### Instruction
Below are the records; copy each line in them that holds the word "将B板竖直向上平移一小段距离".

Data entries
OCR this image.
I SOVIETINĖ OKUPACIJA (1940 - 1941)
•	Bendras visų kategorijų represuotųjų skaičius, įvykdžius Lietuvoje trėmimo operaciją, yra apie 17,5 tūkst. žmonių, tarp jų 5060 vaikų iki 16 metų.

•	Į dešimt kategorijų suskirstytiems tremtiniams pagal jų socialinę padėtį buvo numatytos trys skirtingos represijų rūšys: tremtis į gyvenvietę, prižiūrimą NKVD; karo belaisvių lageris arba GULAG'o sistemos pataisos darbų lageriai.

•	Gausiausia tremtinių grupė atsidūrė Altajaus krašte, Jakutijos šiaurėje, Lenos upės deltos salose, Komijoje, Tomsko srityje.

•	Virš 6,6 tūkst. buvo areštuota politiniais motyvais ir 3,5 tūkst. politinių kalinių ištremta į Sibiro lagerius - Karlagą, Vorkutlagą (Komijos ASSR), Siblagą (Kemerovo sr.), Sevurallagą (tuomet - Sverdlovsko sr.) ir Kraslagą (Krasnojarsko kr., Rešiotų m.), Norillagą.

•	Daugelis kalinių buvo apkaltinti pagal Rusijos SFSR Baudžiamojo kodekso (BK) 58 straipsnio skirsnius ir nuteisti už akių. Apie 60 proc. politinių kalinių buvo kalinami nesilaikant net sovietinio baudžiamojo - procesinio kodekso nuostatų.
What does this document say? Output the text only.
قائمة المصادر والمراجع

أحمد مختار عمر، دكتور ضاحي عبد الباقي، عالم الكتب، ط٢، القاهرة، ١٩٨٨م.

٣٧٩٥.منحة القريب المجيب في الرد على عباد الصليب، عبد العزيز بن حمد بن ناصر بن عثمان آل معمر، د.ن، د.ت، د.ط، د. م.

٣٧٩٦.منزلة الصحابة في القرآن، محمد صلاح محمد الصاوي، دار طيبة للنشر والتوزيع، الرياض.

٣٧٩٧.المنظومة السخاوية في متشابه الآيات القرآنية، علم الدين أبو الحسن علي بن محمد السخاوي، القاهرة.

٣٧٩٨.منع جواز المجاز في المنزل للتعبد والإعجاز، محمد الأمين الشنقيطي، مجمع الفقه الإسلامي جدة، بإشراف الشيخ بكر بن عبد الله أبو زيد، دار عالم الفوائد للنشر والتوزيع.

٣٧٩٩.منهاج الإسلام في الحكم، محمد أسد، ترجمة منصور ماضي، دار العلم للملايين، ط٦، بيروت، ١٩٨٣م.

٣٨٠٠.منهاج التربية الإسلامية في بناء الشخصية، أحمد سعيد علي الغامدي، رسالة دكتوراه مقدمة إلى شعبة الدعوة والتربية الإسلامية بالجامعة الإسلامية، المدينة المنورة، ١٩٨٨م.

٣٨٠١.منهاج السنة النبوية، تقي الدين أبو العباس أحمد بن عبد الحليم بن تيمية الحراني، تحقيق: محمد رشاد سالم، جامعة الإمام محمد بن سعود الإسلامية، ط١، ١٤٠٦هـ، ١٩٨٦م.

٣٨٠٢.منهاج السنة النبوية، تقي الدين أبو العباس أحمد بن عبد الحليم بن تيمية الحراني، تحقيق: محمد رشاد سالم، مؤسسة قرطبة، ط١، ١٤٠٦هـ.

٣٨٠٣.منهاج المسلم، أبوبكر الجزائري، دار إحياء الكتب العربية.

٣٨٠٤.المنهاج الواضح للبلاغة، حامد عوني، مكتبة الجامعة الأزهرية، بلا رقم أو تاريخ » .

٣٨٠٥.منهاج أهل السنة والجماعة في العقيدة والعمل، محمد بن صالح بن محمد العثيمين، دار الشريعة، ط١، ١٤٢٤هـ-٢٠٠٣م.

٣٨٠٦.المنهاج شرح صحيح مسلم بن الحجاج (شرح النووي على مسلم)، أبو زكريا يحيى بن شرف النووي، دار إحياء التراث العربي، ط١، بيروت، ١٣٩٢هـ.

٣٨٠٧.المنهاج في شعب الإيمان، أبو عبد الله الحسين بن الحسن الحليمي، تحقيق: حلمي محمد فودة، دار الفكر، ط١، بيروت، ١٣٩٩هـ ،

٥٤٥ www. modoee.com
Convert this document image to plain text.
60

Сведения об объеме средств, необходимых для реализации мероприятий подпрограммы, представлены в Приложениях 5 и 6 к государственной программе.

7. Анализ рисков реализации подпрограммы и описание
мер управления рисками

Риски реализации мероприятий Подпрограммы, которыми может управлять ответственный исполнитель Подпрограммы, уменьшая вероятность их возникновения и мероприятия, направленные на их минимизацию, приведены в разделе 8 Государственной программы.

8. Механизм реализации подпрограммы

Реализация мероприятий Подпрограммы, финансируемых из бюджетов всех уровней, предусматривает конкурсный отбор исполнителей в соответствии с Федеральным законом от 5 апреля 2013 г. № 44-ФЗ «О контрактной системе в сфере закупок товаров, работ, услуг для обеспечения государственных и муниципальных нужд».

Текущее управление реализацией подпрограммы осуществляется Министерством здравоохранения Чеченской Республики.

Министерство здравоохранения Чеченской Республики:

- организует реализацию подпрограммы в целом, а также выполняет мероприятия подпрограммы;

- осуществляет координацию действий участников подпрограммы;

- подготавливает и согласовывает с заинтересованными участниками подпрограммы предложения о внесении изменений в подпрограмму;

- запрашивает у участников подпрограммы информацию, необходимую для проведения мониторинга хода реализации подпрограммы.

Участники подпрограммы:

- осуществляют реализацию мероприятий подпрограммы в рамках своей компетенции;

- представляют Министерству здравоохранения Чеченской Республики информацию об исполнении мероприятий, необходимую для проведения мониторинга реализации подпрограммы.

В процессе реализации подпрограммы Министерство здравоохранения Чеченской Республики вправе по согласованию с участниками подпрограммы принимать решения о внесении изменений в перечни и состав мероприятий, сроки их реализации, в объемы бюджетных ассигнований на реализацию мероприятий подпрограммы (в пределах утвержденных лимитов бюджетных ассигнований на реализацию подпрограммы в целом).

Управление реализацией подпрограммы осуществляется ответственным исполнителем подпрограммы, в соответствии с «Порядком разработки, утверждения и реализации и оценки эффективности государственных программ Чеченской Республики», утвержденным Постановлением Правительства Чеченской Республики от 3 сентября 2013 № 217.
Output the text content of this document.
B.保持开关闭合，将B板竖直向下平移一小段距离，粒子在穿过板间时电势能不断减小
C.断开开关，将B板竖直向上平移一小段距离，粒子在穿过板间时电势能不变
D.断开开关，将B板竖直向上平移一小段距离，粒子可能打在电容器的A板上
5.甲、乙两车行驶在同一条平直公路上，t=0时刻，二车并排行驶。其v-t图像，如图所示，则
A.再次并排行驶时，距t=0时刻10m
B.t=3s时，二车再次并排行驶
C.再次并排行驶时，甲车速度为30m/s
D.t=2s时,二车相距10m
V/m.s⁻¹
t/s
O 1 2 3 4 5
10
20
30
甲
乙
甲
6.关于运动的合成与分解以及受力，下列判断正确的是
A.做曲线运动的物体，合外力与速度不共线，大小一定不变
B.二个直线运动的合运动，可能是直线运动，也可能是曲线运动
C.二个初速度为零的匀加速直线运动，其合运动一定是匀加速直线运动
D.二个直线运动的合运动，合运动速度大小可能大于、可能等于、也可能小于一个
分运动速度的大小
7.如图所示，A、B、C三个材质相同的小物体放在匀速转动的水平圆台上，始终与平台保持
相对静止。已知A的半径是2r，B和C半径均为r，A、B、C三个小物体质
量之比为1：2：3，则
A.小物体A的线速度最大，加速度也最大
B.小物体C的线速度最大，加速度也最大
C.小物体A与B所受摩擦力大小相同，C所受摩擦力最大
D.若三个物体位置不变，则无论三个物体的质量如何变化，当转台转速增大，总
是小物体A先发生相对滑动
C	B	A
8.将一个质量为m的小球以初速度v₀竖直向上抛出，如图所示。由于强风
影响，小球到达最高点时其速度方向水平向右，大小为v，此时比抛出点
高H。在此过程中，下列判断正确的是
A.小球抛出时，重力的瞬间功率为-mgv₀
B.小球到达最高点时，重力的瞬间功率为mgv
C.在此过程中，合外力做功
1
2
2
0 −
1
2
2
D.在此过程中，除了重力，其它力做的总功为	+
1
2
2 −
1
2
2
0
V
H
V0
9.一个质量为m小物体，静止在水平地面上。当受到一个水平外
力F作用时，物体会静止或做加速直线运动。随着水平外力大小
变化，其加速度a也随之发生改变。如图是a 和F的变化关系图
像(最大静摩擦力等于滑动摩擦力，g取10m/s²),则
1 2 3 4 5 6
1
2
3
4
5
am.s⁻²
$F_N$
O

### Solution for this task
C.断开开关，将B板竖直向上平移一小段距离，粒子在穿过板间时电势能不变
D.断开开关，将B板竖直向上平移一小段距离，粒子可能打在电容器的A板上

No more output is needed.